## Objective
Can you reproduce only the part of the listing that opens with the line containing "minimize-window-button[interactable] [159, 91, 178, 110]" and closes with the line containing "save-button[interactable]: Save [1323, 1394, 1431, 1460]", renaming "button" to "control" throughout and leaving everything else unchanged?

## Data provided
----

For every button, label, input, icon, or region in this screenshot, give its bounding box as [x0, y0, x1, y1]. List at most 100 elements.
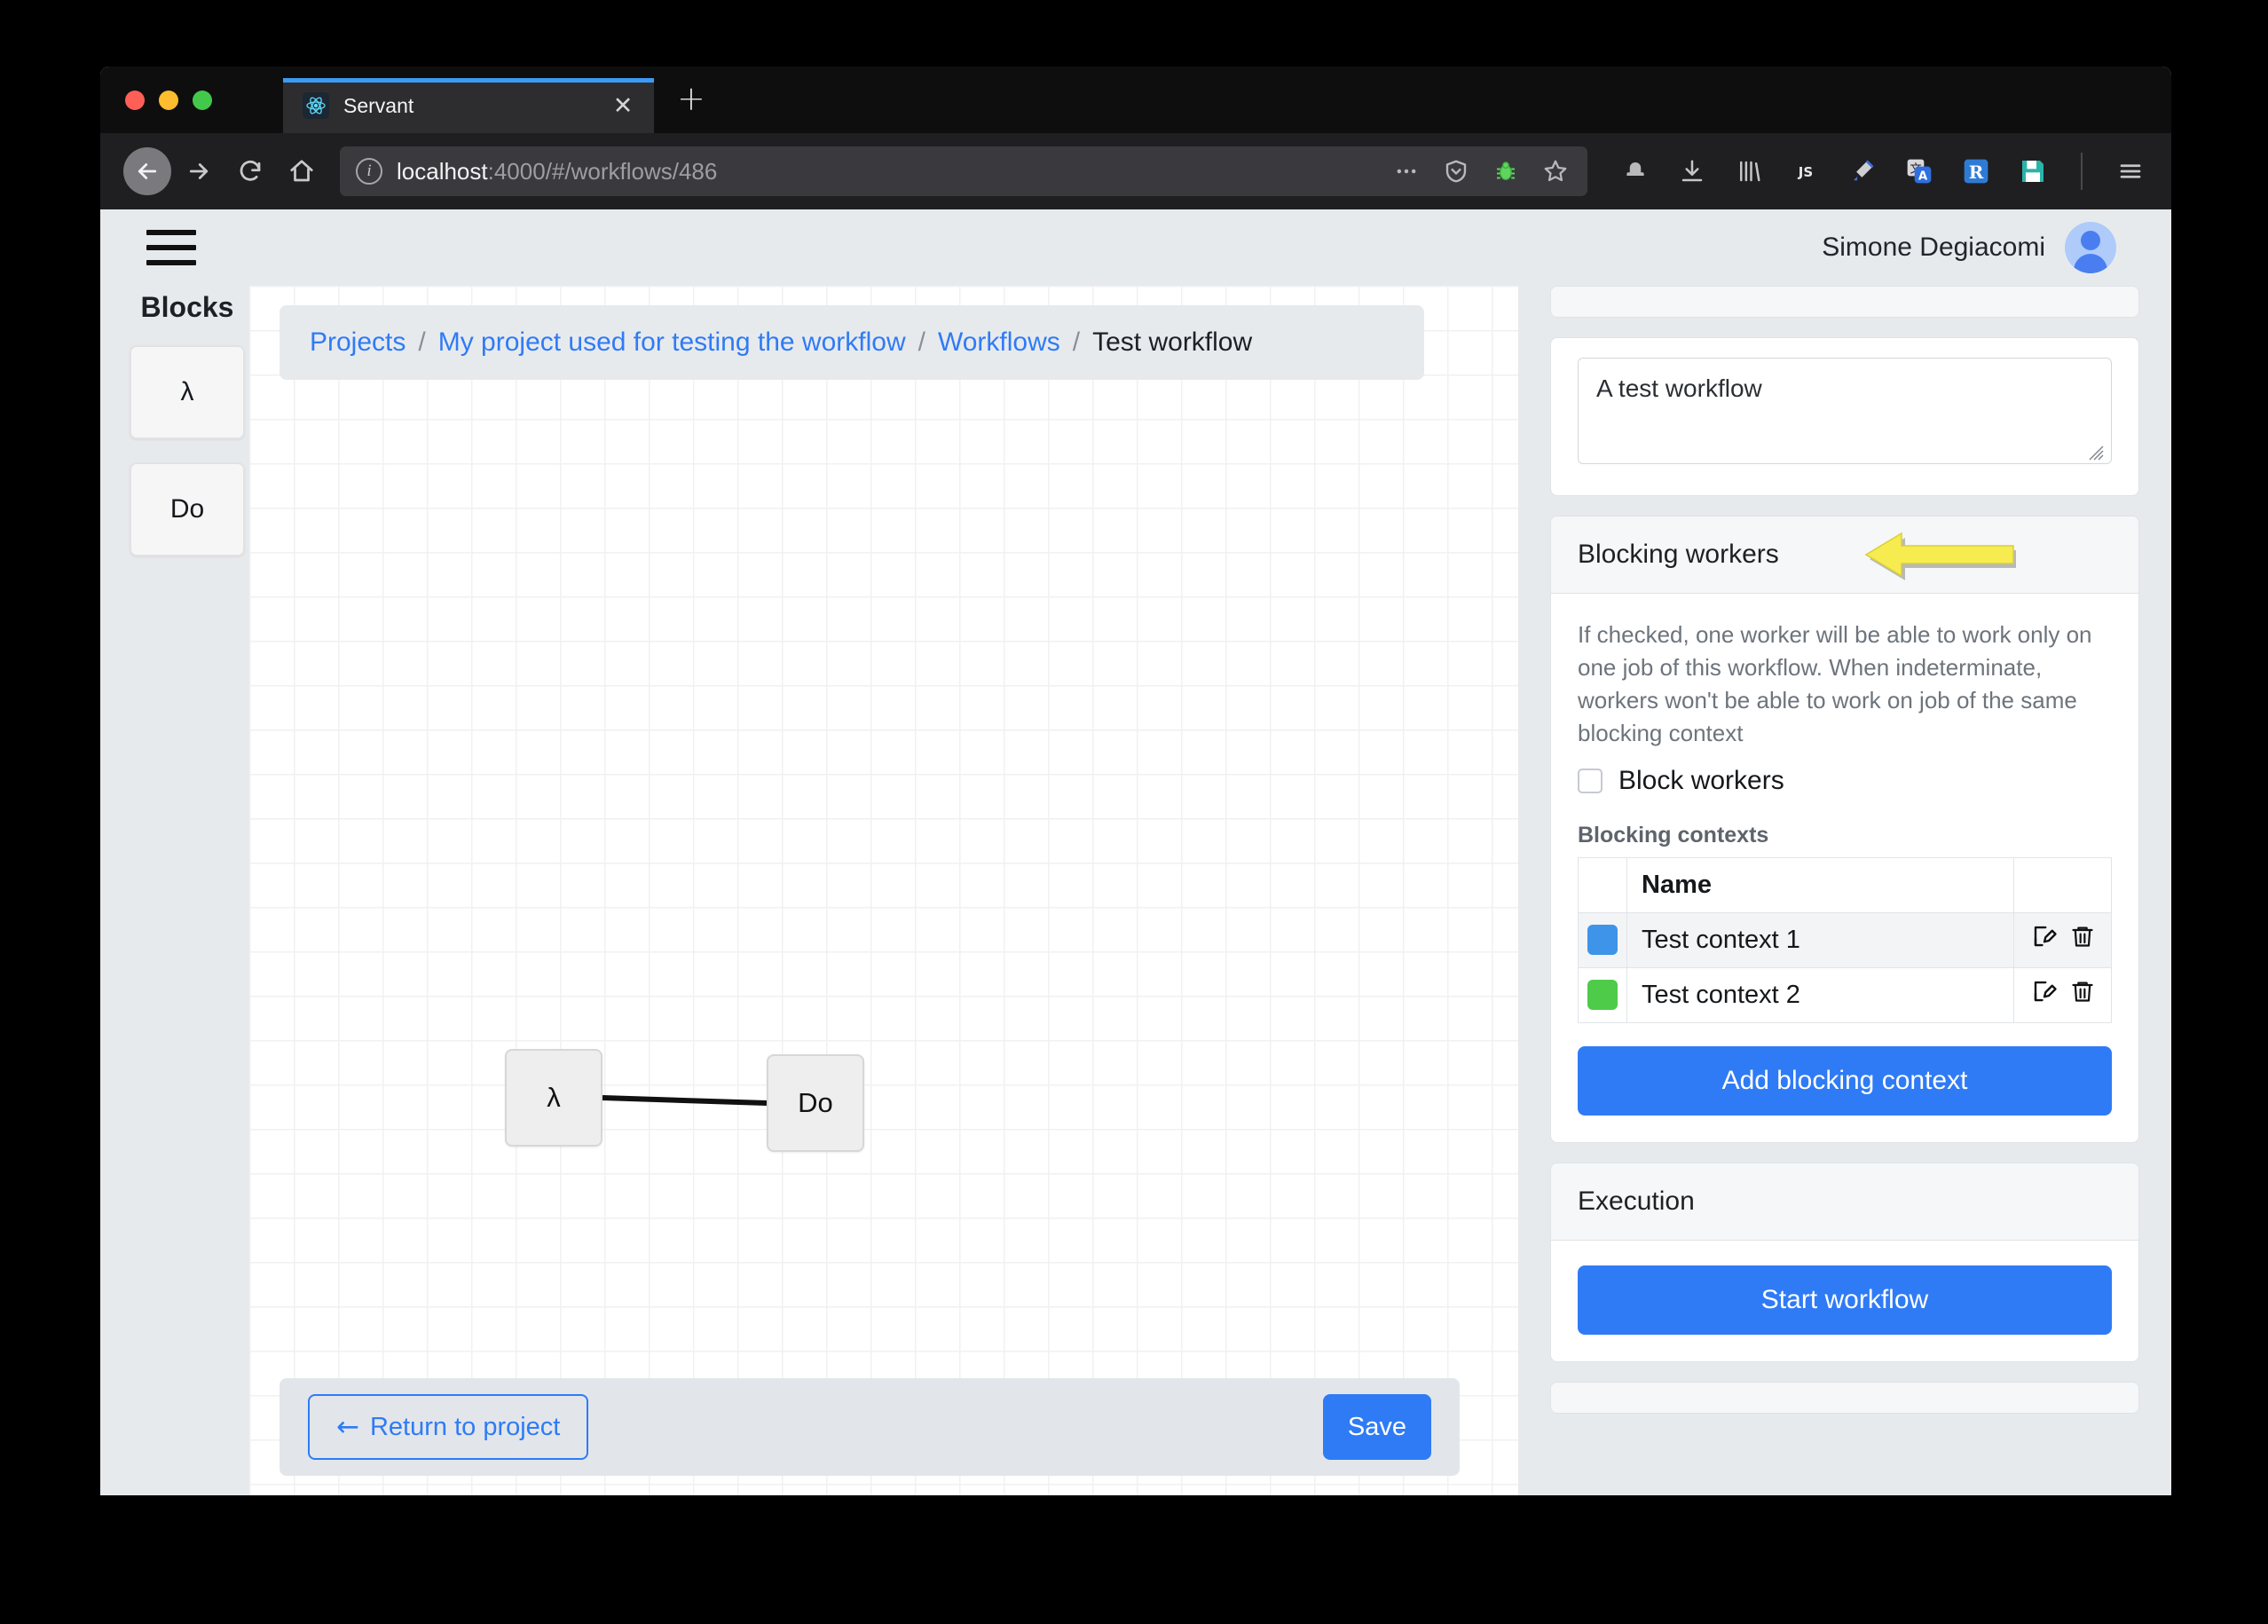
minimize-window-button[interactable] [159, 91, 178, 110]
table-row[interactable]: Test context 1 [1579, 912, 2112, 967]
servant-app: Simone Degiacomi Blocks λ Do Projects / … [100, 209, 2171, 1495]
trash-icon[interactable] [2070, 924, 2095, 956]
home-icon[interactable] [278, 147, 326, 195]
breadcrumb-item-projects[interactable]: Projects [310, 327, 406, 358]
breadcrumb: Projects / My project used for testing t… [280, 305, 1424, 380]
app-body: Blocks λ Do Projects / My project used f… [100, 286, 2171, 1495]
pocket-icon[interactable] [1440, 155, 1472, 187]
toolbar-divider [2081, 153, 2083, 190]
description-textarea[interactable] [1578, 358, 2112, 464]
page-actions-icon[interactable] [1390, 155, 1422, 187]
canvas-action-bar: ← Return to project Save [280, 1378, 1460, 1476]
save-button[interactable]: Save [1323, 1394, 1431, 1460]
workflow-canvas[interactable]: Projects / My project used for testing t… [249, 286, 1518, 1495]
return-to-project-button[interactable]: ← Return to project [308, 1394, 588, 1460]
active-tab-indicator [283, 78, 654, 83]
table-header-row: Name [1579, 857, 2112, 912]
edit-icon[interactable] [2031, 923, 2058, 957]
browser-toolbar-icons: JS 文A R [1605, 153, 2148, 190]
info-icon[interactable]: i [356, 158, 382, 185]
context-actions [2014, 967, 2112, 1022]
block-workers-label: Block workers [1618, 766, 1784, 796]
hamburger-menu-icon[interactable] [146, 230, 196, 265]
context-name: Test context 1 [1627, 912, 2014, 967]
reload-icon[interactable] [226, 147, 274, 195]
header-swatch [1579, 857, 1627, 912]
yellow-left-arrow-annotation [1863, 528, 2016, 581]
close-window-button[interactable] [125, 91, 145, 110]
svg-text:A: A [1918, 169, 1928, 183]
context-name: Test context 2 [1627, 967, 2014, 1022]
browser-navbar: i localhost:4000/#/workflows/486 [100, 133, 2171, 209]
user-name: Simone Degiacomi [1822, 233, 2045, 263]
debug-bug-icon[interactable] [1490, 155, 1522, 187]
blocking-workers-header: Blocking workers [1551, 516, 2138, 594]
context-color-swatch [1587, 980, 1618, 1010]
urlbar-actions [1390, 155, 1571, 187]
canvas-node-lambda[interactable]: λ [505, 1049, 602, 1147]
block-do[interactable]: Do [130, 462, 245, 556]
return-to-project-label: Return to project [370, 1413, 560, 1442]
canvas-node-do[interactable]: Do [767, 1054, 864, 1152]
blocking-contexts-title: Blocking contexts [1578, 823, 2112, 848]
translate-icon[interactable]: 文A [1902, 154, 1937, 189]
header-actions [2014, 857, 2112, 912]
breadcrumb-separator: / [1073, 327, 1080, 358]
block-lambda[interactable]: λ [130, 345, 245, 439]
blocking-workers-help: If checked, one worker will be able to w… [1578, 619, 2112, 750]
blocking-contexts-table: Name Test context 1 [1578, 857, 2112, 1023]
breadcrumb-item-workflows[interactable]: Workflows [938, 327, 1060, 358]
execution-card: Execution Start workflow [1550, 1163, 2139, 1362]
next-card-header [1551, 1383, 2138, 1414]
browser-tab[interactable]: Servant ✕ [283, 78, 654, 133]
downloads-icon[interactable] [1674, 154, 1710, 189]
close-icon[interactable]: ✕ [608, 94, 638, 118]
breadcrumb-item-current: Test workflow [1092, 327, 1252, 358]
hamburger-menu-icon[interactable] [2113, 154, 2148, 189]
url-host: localhost [397, 158, 488, 185]
container-tabs-icon[interactable] [1618, 154, 1653, 189]
scrolled-card-stub [1550, 286, 2139, 318]
block-workers-checkbox[interactable] [1578, 769, 1603, 793]
node-connection-edge [249, 286, 1518, 1495]
react-atom-icon [303, 92, 329, 119]
left-arrow-icon: ← [336, 1411, 359, 1443]
library-icon[interactable] [1731, 154, 1767, 189]
page-title: Blocks [125, 291, 249, 324]
reader-r-icon[interactable]: R [1958, 154, 1994, 189]
description-card [1550, 337, 2139, 496]
context-color-cell [1579, 967, 1627, 1022]
trash-icon[interactable] [2070, 979, 2095, 1011]
url-path: :4000/#/workflows/486 [488, 158, 718, 185]
breadcrumb-item-project[interactable]: My project used for testing the workflow [438, 327, 906, 358]
blocking-workers-card: Blocking workers If checked, one worker … [1550, 516, 2139, 1143]
execution-header: Execution [1551, 1163, 2138, 1241]
url-text: localhost:4000/#/workflows/486 [397, 158, 717, 185]
browser-window: Servant ✕ + i localhost:4000/#/workflows… [100, 67, 2171, 1495]
bookmark-star-icon[interactable] [1540, 155, 1571, 187]
user-menu[interactable]: Simone Degiacomi [1822, 222, 2116, 273]
svg-text:R: R [1969, 162, 1984, 183]
context-color-cell [1579, 912, 1627, 967]
app-header: Simone Degiacomi [100, 209, 2171, 286]
start-workflow-button[interactable]: Start workflow [1578, 1265, 2112, 1335]
user-avatar-icon[interactable] [2065, 222, 2116, 273]
browser-tabstrip: Servant ✕ + [100, 67, 2171, 133]
blocking-workers-title: Blocking workers [1578, 540, 1779, 569]
eyedropper-icon[interactable] [1845, 154, 1880, 189]
forward-arrow-icon[interactable] [175, 147, 223, 195]
maximize-window-button[interactable] [193, 91, 212, 110]
table-row[interactable]: Test context 2 [1579, 967, 2112, 1022]
edit-icon[interactable] [2031, 978, 2058, 1012]
javascript-toggle-icon[interactable]: JS [1788, 154, 1823, 189]
add-blocking-context-button[interactable]: Add blocking context [1578, 1046, 2112, 1116]
save-page-icon[interactable] [2015, 154, 2051, 189]
plus-icon[interactable]: + [677, 82, 705, 115]
context-actions [2014, 912, 2112, 967]
header-name: Name [1627, 857, 2014, 912]
url-bar[interactable]: i localhost:4000/#/workflows/486 [340, 146, 1587, 196]
blocks-palette: Blocks λ Do [100, 286, 249, 1495]
block-workers-checkbox-row[interactable]: Block workers [1578, 766, 2112, 796]
svg-text:JS: JS [1798, 164, 1813, 180]
back-arrow-icon[interactable] [123, 147, 171, 195]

----

## Task output
minimize-window-control[interactable] [159, 91, 178, 110]
table-row[interactable]: Test context 1 [1579, 912, 2112, 967]
servant-app: Simone Degiacomi Blocks λ Do Projects / … [100, 209, 2171, 1495]
trash-icon[interactable] [2070, 924, 2095, 956]
home-icon[interactable] [278, 147, 326, 195]
breadcrumb-item-projects[interactable]: Projects [310, 327, 406, 358]
breadcrumb: Projects / My project used for testing t… [280, 305, 1424, 380]
app-body: Blocks λ Do Projects / My project used f… [100, 286, 2171, 1495]
pocket-icon[interactable] [1440, 155, 1472, 187]
toolbar-divider [2081, 153, 2083, 190]
description-textarea[interactable] [1578, 358, 2112, 464]
page-actions-icon[interactable] [1390, 155, 1422, 187]
canvas-action-bar: ← Return to project Save [280, 1378, 1460, 1476]
save-control[interactable]: Save [1323, 1394, 1431, 1460]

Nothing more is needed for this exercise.